| Given exercise |
Without altering anything, output the material below.

::::::::

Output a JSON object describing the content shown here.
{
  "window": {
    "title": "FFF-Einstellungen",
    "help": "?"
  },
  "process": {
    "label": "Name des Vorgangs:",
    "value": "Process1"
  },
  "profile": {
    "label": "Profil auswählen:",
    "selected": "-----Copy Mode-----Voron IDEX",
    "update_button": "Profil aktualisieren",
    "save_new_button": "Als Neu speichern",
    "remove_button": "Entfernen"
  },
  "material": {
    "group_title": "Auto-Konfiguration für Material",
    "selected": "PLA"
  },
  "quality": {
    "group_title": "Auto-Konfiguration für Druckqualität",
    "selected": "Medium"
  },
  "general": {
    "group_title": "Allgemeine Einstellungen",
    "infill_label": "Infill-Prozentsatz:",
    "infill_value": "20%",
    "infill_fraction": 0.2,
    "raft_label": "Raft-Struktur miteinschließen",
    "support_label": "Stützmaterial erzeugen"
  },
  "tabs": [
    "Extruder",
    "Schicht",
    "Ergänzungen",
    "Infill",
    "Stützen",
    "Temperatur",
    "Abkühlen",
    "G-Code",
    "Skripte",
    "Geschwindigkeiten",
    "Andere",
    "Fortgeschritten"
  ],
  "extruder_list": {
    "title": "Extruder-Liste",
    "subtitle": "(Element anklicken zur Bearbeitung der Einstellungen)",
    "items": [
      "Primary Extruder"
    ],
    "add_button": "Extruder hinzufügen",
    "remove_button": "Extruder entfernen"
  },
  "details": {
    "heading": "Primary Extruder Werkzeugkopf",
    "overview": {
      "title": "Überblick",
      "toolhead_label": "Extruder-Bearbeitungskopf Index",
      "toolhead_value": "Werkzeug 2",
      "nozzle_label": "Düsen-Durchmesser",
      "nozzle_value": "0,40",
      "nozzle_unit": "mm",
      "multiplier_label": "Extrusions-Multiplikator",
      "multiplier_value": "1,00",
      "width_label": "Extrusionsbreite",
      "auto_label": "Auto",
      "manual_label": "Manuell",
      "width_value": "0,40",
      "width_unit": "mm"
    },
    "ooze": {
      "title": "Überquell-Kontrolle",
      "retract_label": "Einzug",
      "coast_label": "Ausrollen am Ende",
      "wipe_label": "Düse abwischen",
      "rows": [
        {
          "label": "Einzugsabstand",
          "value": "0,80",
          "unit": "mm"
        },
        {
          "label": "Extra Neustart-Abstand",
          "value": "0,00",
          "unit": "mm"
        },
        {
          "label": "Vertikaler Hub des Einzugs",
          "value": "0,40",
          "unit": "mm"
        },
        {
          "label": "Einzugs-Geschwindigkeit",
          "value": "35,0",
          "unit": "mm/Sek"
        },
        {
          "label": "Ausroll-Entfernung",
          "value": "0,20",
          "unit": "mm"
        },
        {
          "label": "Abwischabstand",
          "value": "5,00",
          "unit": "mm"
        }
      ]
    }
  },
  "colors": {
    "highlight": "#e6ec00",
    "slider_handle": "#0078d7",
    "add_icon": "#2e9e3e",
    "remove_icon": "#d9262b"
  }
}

::::::::

| Complete answer |
Output a JSON object describing the content shown here.
{
  "window": {
    "title": "FFF-Einstellungen",
    "help": "?"
  },
  "process": {
    "label": "Name des Vorgangs:",
    "value": "Process1"
  },
  "profile": {
    "label": "Profil auswählen:",
    "selected": "-----Copy Mode-----Voron IDEX",
    "update_button": "Profil aktualisieren",
    "save_new_button": "Als Neu speichern",
    "remove_button": "Entfernen"
  },
  "material": {
    "group_title": "Auto-Konfiguration für Material",
    "selected": "PLA"
  },
  "quality": {
    "group_title": "Auto-Konfiguration für Druckqualität",
    "selected": "Medium"
  },
  "general": {
    "group_title": "Allgemeine Einstellungen",
    "infill_label": "Infill-Prozentsatz:",
    "infill_value": "20%",
    "infill_fraction": 0.2,
    "raft_label": "Raft-Struktur miteinschließen",
    "support_label": "Stützmaterial erzeugen"
  },
  "tabs": [
    "Extruder",
    "Schicht",
    "Ergänzungen",
    "Infill",
    "Stützen",
    "Temperatur",
    "Abkühlen",
    "G-Code",
    "Skripte",
    "Geschwindigkeiten",
    "Andere",
    "Fortgeschritten"
  ],
  "extruder_list": {
    "title": "Extruder-Liste",
    "subtitle": "(Element anklicken zur Bearbeitung der Einstellungen)",
    "items": [
      "Primary Extruder"
    ],
    "add_button": "Extruder hinzufügen",
    "remove_button": "Extruder entfernen"
  },
  "details": {
    "heading": "Primary Extruder Werkzeugkopf",
    "overview": {
      "title": "Überblick",
      "toolhead_label": "Extruder-Bearbeitungskopf Index",
      "toolhead_value": "Werkzeug 2",
      "nozzle_label": "Düsen-Durchmesser",
      "nozzle_value": "0,40",
      "nozzle_unit": "mm",
      "multiplier_label": "Extrusions-Multiplikator",
      "multiplier_value": "1,00",
      "width_label": "Extrusionsbreite",
      "auto_label": "Auto",
      "manual_label": "Manuell",
      "width_value": "0,40",
      "width_unit": "mm"
    },
    "ooze": {
      "title": "Überquell-Kontrolle",
      "retract_label": "Einzug",
      "coast_label": "Ausrollen am Ende",
      "wipe_label": "Düse abwischen",
      "rows": [
        {
          "label": "Einzugsabstand",
          "value": "0,80",
          "unit": "mm"
        },
        {
          "label": "Extra Neustart-Abstand",
          "value": "0,00",
          "unit": "mm"
        },
        {
          "label": "Vertikaler Hub des Einzugs",
          "value": "0,40",
          "unit": "mm"
        },
        {
          "label": "Einzugs-Geschwindigkeit",
          "value": "35,0",
          "unit": "mm/Sek"
        },
        {
          "label": "Ausroll-Entfernung",
          "value": "0,20",
          "unit": "mm"
        },
        {
          "label": "Abwischabstand",
          "value": "5,00",
          "unit": "mm"
        }
      ]
    }
  },
  "colors": {
    "highlight": "#e6ec00",
    "slider_handle": "#0078d7",
    "add_icon": "#2e9e3e",
    "remove_icon": "#d9262b"
  }
}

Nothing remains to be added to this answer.